● **WHAT THE TASK ASKS**
Scan the entries below. List each line with "Mendagri".

● **GIVEN INFORMATION**
****************

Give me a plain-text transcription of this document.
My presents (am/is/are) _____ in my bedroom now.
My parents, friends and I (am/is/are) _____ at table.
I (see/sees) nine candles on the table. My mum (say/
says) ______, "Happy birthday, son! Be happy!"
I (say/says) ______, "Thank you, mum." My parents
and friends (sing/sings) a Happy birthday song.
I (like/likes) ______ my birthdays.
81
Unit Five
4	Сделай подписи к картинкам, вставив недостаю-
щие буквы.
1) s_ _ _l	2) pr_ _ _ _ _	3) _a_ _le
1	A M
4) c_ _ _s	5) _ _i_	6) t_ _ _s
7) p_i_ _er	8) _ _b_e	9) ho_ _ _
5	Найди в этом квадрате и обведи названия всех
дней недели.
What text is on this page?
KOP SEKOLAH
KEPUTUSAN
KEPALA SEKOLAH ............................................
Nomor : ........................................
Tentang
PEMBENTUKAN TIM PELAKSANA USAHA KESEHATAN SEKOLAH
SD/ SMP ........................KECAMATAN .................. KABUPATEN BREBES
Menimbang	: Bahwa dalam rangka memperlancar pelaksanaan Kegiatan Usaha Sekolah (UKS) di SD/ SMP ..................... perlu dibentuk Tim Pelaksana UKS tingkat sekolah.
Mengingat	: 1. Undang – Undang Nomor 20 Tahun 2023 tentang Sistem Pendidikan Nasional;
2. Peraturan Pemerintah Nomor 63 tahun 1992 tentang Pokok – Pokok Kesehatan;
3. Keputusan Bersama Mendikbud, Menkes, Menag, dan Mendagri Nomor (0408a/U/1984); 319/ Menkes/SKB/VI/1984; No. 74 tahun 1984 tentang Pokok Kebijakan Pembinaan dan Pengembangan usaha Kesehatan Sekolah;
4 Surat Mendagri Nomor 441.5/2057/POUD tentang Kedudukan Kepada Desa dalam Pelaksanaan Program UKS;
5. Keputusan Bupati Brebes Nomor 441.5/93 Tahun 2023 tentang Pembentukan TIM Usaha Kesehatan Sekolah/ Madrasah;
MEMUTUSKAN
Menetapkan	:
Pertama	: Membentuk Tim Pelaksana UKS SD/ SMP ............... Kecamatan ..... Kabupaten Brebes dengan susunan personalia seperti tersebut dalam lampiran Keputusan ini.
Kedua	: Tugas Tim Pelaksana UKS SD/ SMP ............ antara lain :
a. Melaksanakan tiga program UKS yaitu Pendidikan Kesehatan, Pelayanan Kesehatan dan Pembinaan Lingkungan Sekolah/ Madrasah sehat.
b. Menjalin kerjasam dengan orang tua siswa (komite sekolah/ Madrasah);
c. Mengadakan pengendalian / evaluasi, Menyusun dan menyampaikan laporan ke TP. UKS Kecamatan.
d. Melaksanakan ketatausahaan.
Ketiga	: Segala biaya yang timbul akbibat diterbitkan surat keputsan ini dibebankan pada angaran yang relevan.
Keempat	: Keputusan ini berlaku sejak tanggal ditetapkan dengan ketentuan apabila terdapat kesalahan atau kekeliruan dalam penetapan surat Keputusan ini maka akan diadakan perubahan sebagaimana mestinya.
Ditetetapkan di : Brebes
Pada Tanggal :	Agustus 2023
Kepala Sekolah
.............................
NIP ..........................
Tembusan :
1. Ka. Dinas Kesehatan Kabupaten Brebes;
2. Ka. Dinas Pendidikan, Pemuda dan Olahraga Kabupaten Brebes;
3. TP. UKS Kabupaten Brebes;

****************

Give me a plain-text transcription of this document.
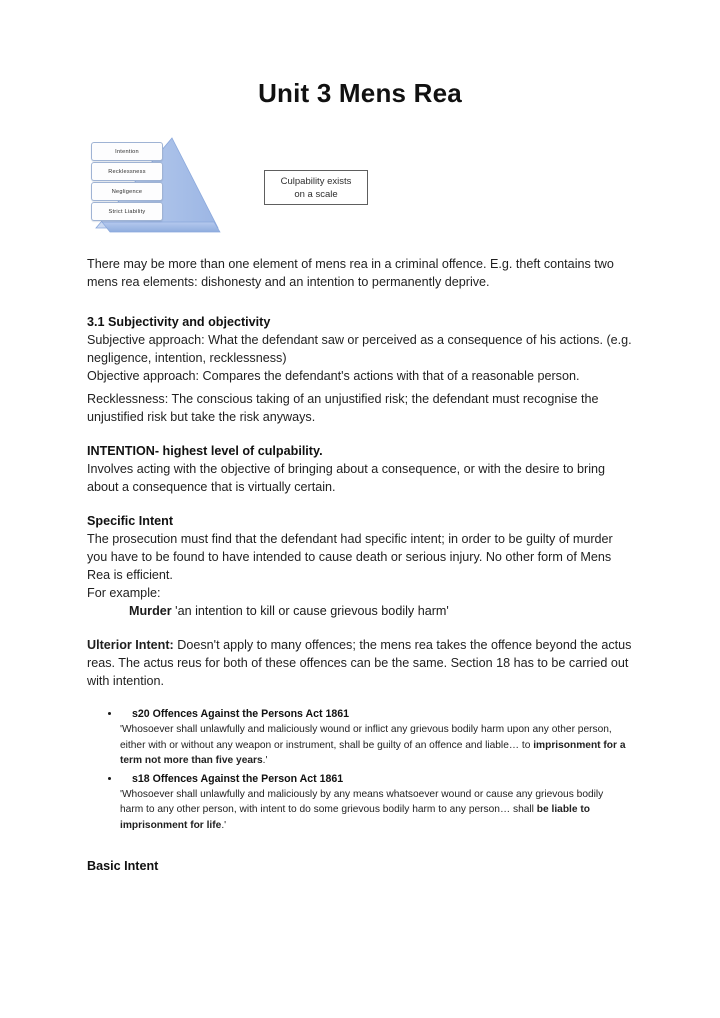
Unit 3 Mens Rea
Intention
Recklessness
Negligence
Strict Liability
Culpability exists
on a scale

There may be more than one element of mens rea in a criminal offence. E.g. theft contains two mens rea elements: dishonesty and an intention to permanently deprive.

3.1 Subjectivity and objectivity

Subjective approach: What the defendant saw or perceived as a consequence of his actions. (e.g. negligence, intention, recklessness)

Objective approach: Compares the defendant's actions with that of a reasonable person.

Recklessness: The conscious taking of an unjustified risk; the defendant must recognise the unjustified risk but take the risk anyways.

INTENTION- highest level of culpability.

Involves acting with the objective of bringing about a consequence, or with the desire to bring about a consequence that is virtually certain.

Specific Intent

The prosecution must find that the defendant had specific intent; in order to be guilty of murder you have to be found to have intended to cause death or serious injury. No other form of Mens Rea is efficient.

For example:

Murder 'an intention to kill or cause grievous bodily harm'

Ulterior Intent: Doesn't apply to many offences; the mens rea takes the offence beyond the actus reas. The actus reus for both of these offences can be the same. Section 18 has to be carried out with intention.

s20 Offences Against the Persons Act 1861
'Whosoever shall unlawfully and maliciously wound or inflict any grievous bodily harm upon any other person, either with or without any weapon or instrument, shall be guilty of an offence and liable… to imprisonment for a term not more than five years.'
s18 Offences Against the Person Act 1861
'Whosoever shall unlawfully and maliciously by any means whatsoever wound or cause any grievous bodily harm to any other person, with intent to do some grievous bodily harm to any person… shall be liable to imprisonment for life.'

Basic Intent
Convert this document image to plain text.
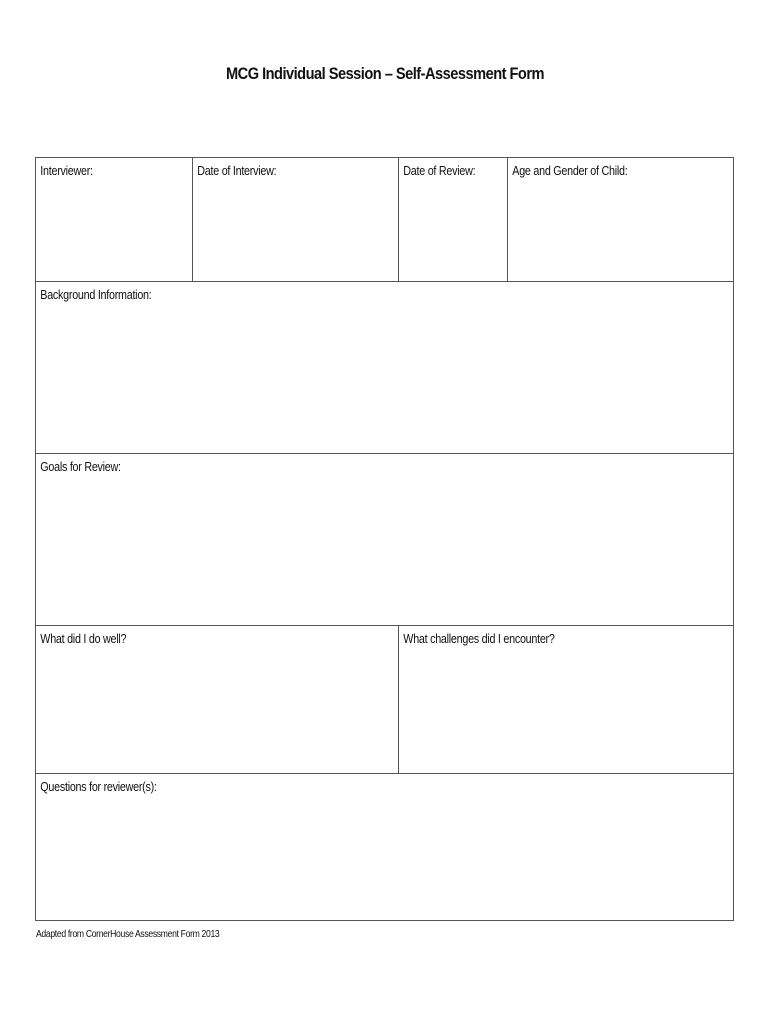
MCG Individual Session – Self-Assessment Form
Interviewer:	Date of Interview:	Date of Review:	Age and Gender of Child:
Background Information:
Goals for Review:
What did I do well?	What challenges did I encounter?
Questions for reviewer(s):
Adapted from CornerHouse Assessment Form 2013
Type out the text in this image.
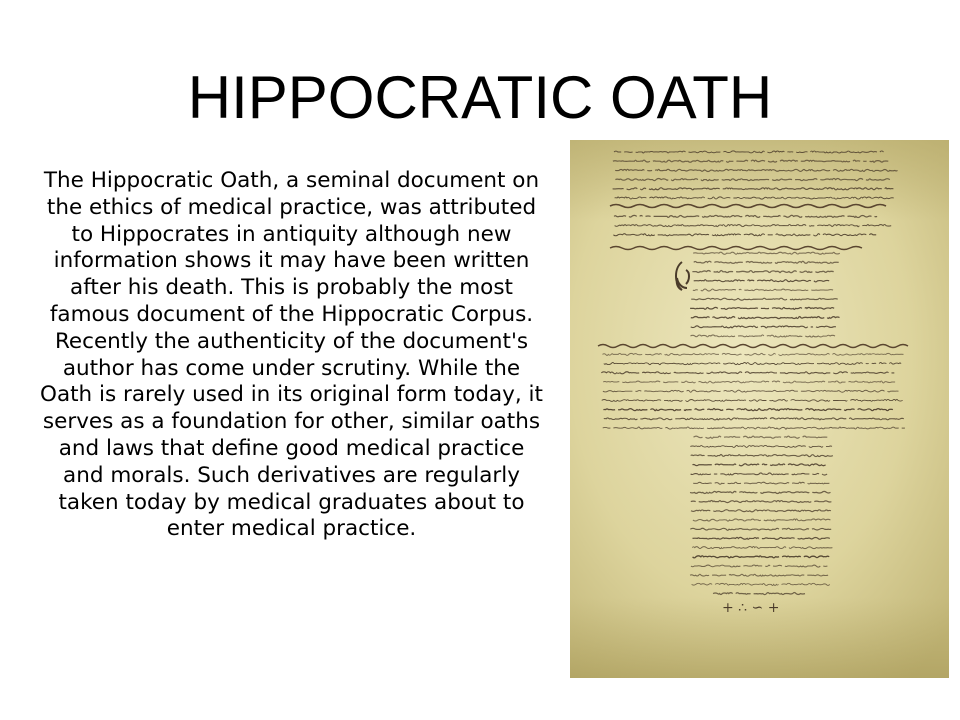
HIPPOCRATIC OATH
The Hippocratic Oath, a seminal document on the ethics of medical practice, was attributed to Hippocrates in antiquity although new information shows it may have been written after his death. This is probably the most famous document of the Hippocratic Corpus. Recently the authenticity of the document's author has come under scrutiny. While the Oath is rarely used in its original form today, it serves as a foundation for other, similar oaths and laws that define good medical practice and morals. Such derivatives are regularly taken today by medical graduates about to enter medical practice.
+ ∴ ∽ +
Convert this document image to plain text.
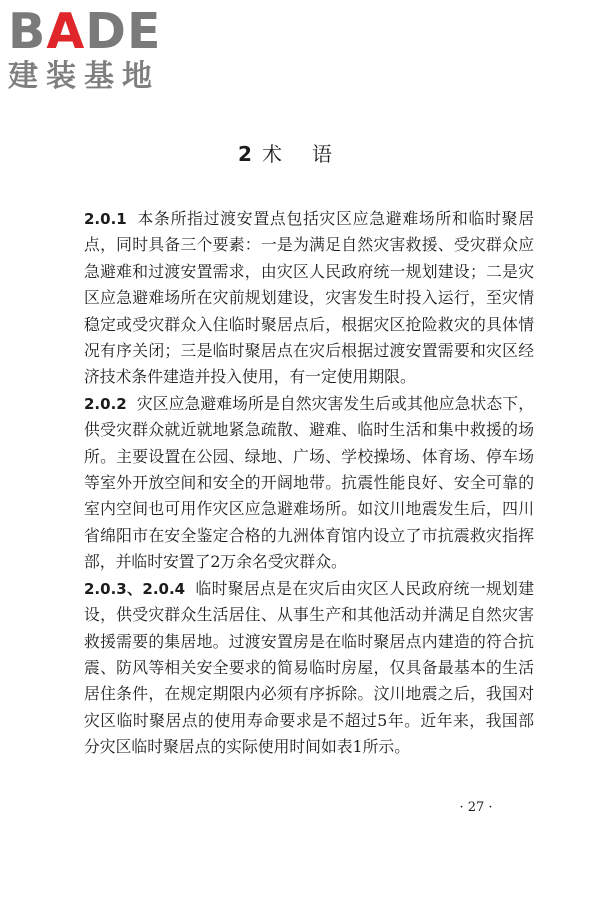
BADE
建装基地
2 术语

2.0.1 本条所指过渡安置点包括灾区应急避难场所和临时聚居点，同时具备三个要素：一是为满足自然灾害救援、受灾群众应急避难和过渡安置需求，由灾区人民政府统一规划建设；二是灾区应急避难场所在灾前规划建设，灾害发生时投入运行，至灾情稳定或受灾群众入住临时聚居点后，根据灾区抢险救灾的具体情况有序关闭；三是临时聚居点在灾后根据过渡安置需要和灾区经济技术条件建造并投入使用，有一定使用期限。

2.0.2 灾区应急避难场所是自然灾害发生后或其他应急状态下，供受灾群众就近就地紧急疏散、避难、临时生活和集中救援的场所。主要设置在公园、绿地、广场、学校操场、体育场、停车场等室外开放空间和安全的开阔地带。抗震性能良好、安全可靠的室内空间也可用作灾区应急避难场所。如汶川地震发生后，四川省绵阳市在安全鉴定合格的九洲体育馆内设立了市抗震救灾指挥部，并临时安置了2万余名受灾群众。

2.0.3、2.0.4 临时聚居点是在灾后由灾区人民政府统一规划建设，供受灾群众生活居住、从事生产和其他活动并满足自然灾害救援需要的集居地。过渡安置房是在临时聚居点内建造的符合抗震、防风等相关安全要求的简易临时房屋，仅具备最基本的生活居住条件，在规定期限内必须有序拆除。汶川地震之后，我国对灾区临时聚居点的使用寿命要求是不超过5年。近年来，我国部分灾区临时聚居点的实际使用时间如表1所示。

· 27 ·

****************

● **OUTPUT OF THE TASK**
3. Keputusan Bersama Mendikbud, Menkes, Menag, dan Mendagri Nomor (0408a/U/1984); 319/ Menkes/SKB/VI/1984; No. 74 tahun 1984 tentang Pokok Kebijakan Pembinaan dan Pengembangan usaha Kesehatan Sekolah;
4 Surat Mendagri Nomor 441.5/2057/POUD tentang Kedudukan Kepada Desa dalam Pelaksanaan Program UKS;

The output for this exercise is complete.